# GOAL
Count every line that holds the string "this", and report the number alone.

[Start of STORED ROWS]

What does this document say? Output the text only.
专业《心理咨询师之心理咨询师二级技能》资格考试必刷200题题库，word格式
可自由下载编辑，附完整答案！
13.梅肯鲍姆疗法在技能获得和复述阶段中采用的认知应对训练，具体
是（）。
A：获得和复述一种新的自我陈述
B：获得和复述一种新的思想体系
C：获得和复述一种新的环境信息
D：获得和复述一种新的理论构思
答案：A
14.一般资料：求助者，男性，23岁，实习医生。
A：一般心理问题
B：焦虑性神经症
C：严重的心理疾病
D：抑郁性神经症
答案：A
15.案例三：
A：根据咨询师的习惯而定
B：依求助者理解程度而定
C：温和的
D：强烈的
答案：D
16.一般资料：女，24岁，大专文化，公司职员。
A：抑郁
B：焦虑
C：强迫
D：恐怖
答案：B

[End of STORED ROWS]
[Start of STORED ROWS]

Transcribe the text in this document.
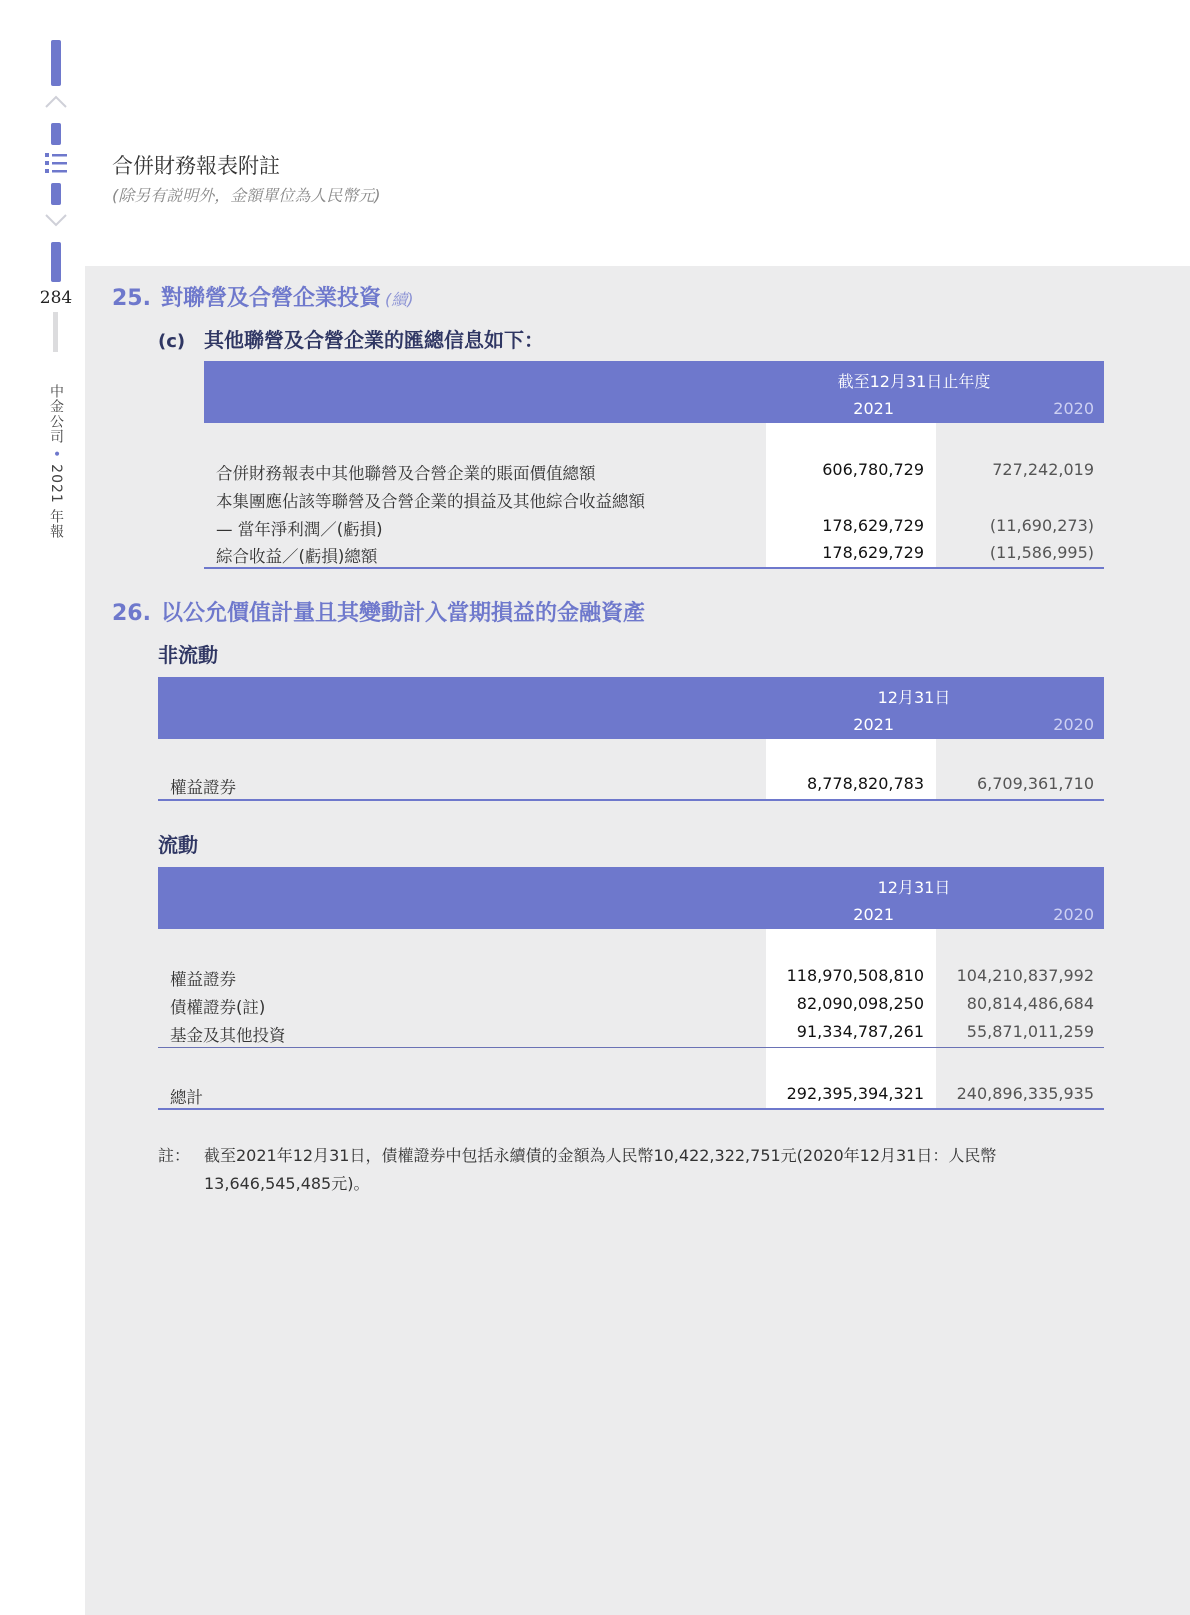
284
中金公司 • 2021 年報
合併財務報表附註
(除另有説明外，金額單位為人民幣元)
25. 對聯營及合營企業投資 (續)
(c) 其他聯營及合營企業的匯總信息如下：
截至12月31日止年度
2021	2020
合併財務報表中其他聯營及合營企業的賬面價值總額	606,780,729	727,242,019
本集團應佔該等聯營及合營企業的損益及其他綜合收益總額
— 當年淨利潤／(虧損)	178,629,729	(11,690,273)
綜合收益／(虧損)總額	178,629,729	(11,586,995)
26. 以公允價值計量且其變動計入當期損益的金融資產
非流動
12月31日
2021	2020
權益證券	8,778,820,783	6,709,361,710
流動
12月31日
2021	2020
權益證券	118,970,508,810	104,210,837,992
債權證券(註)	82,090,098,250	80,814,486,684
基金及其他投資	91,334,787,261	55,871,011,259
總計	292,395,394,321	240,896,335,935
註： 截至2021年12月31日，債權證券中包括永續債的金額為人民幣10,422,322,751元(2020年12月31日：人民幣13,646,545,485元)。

[End of STORED ROWS]

# RESPONSE BELOW
2